** JOB **
Reproduce each line from the records that holds "JSON".

____ MATERIAL SHOWN

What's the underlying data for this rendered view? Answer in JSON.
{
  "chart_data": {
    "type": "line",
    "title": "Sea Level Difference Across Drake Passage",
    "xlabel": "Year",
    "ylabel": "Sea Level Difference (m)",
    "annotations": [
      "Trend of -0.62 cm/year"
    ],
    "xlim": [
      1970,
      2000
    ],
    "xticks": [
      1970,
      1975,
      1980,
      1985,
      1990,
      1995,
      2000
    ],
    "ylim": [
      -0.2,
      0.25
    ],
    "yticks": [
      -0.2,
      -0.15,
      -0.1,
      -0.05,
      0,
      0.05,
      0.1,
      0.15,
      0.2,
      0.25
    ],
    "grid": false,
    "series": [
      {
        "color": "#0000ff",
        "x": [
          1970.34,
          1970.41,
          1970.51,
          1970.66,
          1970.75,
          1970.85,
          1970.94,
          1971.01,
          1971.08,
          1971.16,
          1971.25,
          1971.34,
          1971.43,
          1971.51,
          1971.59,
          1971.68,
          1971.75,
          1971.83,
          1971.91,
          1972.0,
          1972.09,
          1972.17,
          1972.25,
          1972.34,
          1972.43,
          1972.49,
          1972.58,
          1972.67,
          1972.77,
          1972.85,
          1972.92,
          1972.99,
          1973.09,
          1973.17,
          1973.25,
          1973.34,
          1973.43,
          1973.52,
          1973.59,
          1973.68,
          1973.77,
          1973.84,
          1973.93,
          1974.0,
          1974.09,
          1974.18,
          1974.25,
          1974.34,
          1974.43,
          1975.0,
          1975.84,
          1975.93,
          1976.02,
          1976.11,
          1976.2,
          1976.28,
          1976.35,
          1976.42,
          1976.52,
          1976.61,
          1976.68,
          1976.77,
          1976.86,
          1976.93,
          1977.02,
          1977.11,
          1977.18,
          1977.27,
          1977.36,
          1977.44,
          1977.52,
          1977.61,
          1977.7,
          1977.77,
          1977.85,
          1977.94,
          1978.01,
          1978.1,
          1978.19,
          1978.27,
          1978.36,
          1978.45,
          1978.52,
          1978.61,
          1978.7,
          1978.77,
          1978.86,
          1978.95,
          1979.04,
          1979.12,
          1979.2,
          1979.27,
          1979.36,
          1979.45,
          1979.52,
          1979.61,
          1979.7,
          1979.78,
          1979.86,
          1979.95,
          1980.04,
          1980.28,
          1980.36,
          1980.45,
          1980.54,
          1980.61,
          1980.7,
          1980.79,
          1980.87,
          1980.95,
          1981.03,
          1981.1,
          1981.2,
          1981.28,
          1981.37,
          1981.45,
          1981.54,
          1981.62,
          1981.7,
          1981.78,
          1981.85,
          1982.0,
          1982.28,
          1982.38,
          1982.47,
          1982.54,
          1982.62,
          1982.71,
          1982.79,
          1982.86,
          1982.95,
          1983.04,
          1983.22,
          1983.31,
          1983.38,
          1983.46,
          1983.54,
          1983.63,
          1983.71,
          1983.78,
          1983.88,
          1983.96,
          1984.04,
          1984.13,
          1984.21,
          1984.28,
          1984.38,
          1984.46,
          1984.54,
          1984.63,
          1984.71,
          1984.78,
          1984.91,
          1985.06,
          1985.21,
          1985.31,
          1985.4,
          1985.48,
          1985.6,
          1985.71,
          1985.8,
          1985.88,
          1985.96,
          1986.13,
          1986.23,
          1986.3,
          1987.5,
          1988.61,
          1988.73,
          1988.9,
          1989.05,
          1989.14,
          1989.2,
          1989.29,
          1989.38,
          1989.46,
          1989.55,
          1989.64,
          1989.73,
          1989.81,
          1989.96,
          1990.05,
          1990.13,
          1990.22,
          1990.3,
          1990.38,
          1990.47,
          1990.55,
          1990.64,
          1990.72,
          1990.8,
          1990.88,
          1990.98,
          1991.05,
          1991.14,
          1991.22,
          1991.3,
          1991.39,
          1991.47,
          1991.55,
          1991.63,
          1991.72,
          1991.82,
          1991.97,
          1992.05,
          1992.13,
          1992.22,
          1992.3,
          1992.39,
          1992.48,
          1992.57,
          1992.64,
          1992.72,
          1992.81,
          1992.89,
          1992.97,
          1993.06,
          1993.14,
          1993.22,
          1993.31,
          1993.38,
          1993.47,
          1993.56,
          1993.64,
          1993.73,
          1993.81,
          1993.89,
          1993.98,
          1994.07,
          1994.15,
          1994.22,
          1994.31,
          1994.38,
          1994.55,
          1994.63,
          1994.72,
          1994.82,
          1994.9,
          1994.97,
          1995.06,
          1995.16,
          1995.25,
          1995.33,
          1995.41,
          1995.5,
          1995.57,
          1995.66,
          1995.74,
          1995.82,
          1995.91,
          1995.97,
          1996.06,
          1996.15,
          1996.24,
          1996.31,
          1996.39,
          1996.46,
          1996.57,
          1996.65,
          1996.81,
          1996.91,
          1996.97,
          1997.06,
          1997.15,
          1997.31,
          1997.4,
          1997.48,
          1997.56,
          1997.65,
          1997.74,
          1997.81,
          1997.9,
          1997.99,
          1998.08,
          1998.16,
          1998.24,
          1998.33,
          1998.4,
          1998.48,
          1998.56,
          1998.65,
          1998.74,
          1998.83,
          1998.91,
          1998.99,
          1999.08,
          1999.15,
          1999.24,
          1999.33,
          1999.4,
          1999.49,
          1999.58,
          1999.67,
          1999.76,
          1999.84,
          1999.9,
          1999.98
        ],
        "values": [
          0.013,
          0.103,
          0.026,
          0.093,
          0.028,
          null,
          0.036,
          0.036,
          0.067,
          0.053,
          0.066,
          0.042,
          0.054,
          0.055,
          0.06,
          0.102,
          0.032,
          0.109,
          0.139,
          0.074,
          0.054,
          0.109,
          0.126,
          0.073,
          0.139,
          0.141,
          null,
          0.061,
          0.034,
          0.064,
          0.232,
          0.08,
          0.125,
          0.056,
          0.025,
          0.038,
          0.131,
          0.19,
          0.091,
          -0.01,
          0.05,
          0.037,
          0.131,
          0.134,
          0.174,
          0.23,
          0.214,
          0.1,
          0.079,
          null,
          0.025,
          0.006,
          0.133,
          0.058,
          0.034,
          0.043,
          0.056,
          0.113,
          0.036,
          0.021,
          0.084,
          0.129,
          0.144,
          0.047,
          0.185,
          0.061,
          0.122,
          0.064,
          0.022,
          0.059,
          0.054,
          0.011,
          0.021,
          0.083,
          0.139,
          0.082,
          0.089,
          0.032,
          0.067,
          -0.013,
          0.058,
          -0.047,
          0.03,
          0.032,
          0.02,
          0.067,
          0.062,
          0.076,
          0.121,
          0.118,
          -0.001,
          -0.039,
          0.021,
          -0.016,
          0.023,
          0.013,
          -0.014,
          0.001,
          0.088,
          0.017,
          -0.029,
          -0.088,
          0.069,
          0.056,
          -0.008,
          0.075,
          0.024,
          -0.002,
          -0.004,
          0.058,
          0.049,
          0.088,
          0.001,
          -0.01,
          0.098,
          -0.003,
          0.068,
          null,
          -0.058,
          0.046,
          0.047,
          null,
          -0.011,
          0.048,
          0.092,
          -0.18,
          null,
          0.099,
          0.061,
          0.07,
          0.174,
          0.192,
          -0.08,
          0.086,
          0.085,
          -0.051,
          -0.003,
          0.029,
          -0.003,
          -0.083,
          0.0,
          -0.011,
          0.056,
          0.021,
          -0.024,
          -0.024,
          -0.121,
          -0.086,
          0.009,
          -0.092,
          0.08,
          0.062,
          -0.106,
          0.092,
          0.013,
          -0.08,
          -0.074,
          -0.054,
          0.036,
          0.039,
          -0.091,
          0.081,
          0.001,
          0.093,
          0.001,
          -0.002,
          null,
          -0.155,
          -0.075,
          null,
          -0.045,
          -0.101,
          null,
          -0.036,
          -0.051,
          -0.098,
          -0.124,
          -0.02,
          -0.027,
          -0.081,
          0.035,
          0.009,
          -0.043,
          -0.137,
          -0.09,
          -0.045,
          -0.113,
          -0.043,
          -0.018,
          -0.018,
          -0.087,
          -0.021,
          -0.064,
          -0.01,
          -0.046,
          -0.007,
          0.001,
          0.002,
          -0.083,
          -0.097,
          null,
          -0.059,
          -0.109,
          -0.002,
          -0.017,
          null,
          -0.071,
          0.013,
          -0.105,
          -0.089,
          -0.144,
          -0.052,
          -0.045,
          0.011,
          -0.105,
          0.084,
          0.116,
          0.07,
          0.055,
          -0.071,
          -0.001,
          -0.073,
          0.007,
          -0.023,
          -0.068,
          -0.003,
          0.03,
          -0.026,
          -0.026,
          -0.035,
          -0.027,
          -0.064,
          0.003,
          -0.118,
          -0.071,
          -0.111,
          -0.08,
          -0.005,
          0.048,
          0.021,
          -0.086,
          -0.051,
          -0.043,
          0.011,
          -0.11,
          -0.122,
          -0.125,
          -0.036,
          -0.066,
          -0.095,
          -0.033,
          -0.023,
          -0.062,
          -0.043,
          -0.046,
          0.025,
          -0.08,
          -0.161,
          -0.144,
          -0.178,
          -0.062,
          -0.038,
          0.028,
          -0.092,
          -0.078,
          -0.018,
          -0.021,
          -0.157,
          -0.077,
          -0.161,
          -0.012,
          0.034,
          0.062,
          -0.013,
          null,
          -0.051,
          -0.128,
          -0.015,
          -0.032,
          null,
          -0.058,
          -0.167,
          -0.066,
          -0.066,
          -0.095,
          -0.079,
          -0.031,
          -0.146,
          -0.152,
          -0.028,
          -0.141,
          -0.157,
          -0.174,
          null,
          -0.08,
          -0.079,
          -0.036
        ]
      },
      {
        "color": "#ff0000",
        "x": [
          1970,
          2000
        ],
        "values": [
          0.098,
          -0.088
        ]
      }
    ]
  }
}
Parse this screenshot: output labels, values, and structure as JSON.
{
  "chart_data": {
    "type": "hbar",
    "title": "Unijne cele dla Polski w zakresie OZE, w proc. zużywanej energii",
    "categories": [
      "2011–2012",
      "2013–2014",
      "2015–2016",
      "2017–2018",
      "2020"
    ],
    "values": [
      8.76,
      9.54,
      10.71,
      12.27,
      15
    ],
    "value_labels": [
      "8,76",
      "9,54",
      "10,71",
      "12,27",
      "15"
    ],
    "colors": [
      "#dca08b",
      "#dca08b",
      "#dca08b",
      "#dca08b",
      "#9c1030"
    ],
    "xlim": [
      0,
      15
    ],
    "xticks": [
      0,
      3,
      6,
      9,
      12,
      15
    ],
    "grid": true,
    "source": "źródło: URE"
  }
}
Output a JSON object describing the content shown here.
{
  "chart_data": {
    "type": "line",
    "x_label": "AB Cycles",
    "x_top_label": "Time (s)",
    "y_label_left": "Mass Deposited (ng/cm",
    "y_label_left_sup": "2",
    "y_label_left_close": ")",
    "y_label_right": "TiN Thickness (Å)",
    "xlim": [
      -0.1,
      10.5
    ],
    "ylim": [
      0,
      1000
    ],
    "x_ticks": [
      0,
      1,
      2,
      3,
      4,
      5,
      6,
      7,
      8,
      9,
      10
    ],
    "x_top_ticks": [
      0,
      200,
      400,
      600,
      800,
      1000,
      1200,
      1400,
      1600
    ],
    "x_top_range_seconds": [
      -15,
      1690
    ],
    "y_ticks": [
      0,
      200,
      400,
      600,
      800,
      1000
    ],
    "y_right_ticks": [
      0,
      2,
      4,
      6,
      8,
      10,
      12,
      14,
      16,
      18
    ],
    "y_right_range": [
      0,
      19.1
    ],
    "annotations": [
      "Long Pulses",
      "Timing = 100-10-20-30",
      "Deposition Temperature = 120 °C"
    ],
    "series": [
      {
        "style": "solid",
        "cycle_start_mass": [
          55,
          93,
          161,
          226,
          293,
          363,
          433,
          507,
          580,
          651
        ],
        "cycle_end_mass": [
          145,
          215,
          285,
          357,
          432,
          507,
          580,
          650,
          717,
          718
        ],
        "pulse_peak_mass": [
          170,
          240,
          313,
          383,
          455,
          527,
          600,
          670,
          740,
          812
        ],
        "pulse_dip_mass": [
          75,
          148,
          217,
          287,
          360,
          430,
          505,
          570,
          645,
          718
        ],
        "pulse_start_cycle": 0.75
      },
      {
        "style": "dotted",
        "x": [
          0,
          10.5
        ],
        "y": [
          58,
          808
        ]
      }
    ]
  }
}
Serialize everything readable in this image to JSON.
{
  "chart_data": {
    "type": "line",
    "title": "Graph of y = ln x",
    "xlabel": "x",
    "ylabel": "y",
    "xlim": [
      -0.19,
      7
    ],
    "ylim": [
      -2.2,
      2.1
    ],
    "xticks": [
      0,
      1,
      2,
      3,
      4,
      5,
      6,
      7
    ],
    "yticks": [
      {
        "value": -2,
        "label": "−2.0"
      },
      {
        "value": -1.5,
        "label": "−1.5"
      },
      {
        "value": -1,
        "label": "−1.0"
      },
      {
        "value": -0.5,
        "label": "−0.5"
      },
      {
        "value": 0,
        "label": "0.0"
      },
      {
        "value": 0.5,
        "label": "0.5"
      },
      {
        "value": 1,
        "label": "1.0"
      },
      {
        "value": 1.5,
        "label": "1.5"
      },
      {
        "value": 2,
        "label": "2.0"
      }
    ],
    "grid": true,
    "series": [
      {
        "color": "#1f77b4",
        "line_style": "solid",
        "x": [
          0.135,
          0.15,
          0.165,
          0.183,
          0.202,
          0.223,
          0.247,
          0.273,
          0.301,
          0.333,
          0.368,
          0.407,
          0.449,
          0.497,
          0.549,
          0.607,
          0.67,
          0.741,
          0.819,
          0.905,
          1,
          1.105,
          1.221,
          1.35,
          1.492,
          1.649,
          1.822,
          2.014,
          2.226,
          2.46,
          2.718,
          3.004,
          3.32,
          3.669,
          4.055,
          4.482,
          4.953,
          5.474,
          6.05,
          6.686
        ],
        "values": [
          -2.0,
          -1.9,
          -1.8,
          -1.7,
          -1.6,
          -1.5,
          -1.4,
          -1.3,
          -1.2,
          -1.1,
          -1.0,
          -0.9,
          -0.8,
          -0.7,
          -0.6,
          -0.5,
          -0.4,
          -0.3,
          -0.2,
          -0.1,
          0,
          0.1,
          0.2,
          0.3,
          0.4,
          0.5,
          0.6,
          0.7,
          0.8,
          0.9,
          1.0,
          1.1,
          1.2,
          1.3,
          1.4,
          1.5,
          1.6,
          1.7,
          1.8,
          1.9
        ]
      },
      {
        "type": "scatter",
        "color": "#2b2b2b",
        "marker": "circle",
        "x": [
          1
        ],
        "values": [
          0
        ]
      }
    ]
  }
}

________

** EXPECTED ANSWER **
What's the underlying data for this rendered view? Answer in JSON.
Parse this screenshot: output labels, values, and structure as JSON.
Output a JSON object describing the content shown here.
Serialize everything readable in this image to JSON.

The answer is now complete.